--- QUESTIONS ---
(1) Using the blog post on Al Capone and Alger Hiss, say whether each statement agrees with it: (a) Capone was jailed on charges of tax evasion; (b) Hiss served six years in prison; (c) the writer's master's thesis was about Al Capone. For each, answer yes or no and quote the words from the post that decide it.
(2) Carry on the blog post about Al Capone and Alger Hiss, picking up right after its final sentence.

--- EXCERPTED TEXT ---
Sunday, October 23, 2005

Tax Evasion or Perjury? You Go to Jail.

I remember when I was a kid and the big news among my friends when we learned about Al Capone, was that he wasn’t put in jail for all the crimes he committed, because they couldn’t get him on the hard evidence. He and his cronies were too smart for that. So they sent him up the river on charges of tax evasion, which was easily proven through his accountant’s audit trail.

Then I grew up and wrote my master’s thesis on the case of Alger Hiss. Nixon’s first big fish was Hiss, a former high-ranking member of the Truman administration. Hiss was accused of passing classified secret information to Whittaker Chambers, an admitted Soviet spy during the 1930's, who then was editor in chief of Time Magazine and accused Hiss in the late 1940's.

Hiss was sent to jail for 4 years, and the multiple-choice test on the advanced high-school American History exam asks what he was convicted of—treason, espionage, or perjury? You guessed it!—perjury, for confusion over dates having to do with when he actually knew Chambers. Four years in prison, disbarred, and out of the loop forever for his dream job, Secretary of State. Perjury--not exactly a technicality according to Mr. Hiss.

--- PROVIDED MATERIAL ---
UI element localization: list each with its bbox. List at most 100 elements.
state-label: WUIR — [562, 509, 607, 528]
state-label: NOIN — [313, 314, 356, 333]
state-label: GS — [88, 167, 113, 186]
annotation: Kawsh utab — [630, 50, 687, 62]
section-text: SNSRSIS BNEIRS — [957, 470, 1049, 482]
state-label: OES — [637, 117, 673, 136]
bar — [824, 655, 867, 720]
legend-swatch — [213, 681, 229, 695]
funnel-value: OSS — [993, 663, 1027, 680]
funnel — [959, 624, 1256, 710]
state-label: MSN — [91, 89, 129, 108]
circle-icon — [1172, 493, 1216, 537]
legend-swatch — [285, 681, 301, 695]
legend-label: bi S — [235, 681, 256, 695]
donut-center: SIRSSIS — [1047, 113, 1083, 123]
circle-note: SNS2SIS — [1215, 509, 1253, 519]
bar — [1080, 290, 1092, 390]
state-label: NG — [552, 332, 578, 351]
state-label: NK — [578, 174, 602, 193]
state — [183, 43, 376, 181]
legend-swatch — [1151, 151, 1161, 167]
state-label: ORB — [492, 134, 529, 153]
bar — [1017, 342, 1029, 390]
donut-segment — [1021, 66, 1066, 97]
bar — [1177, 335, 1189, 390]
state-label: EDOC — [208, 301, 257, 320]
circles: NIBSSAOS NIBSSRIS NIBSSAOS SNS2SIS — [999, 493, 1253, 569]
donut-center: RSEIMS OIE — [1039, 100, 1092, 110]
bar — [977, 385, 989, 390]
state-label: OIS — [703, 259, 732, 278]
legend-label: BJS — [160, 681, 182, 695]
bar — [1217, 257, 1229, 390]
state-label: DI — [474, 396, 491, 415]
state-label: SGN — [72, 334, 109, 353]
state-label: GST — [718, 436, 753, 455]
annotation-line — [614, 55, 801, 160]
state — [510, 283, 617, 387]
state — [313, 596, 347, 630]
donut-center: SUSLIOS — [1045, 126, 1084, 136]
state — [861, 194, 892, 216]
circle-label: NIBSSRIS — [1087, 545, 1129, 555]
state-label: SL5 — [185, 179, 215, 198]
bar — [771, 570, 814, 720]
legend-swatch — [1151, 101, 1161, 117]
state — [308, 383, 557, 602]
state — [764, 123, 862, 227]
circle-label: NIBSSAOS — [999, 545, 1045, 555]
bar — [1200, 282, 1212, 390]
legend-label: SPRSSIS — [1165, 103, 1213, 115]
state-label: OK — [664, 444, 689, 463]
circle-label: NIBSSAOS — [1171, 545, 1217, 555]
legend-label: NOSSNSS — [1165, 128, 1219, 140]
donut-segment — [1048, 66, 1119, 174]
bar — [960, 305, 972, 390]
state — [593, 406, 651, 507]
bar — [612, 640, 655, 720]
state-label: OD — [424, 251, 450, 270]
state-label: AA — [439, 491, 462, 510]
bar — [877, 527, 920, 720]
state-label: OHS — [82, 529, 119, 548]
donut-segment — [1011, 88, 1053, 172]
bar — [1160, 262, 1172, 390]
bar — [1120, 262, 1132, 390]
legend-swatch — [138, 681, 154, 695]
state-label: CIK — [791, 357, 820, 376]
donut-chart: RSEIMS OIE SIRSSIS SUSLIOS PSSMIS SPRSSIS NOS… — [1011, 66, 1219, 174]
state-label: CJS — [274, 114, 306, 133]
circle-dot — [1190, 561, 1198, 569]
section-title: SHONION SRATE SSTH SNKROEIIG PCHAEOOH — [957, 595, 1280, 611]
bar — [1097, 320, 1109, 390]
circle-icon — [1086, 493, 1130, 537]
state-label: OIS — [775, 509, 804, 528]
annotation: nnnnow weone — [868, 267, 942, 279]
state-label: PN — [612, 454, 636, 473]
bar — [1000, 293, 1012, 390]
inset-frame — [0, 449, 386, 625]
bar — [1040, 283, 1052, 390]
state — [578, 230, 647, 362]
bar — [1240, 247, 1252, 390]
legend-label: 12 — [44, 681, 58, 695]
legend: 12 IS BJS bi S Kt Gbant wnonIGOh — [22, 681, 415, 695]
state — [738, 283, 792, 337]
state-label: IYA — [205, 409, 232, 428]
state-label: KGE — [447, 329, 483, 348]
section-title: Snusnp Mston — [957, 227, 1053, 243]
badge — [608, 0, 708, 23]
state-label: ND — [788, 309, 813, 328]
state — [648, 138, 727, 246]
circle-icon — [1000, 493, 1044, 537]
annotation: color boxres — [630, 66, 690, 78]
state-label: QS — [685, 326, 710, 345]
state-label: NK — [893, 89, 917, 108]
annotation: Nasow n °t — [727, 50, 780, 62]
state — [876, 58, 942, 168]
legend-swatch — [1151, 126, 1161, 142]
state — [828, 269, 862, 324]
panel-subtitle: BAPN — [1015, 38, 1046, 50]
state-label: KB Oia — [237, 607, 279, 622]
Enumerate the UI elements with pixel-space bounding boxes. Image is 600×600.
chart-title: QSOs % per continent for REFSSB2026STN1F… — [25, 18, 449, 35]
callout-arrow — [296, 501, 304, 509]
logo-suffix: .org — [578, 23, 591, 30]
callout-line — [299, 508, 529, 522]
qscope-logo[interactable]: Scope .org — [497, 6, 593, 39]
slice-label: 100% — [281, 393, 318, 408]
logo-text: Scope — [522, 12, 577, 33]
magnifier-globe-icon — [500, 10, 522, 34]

--- ANSWERS FOR THE TASKS ---
(1)
(a) Yes: "So they sent him up the river on charges of tax evasion"
(b) No: "Hiss was sent to jail for 4 years"
(c) No: "wrote my master’s thesis on the case of Alger Hiss"

(2)
Fifty years later there are still Republicans who think perjury is a very serious charge. When President Clinton LIED to a grand jury about not having sex with intern Monica Lewinsky, he was impeached and tried before the Senate and acquitted. Never mind about getting his country into a war under false pretenses—Bill Clinton said a blow job was not sex, and Henry Hyde, Tom Delay, and the rest of the high-minded republican congress who indicted him knew Clinton was guilty of “high crimes and misdemeanors,” as stipulated in the just-short-of-holy-writ Constitution of the United States. Have all the sex you want, just don’t LIE about it—that’s perjury if you fib to a grand jury, and that’s serious!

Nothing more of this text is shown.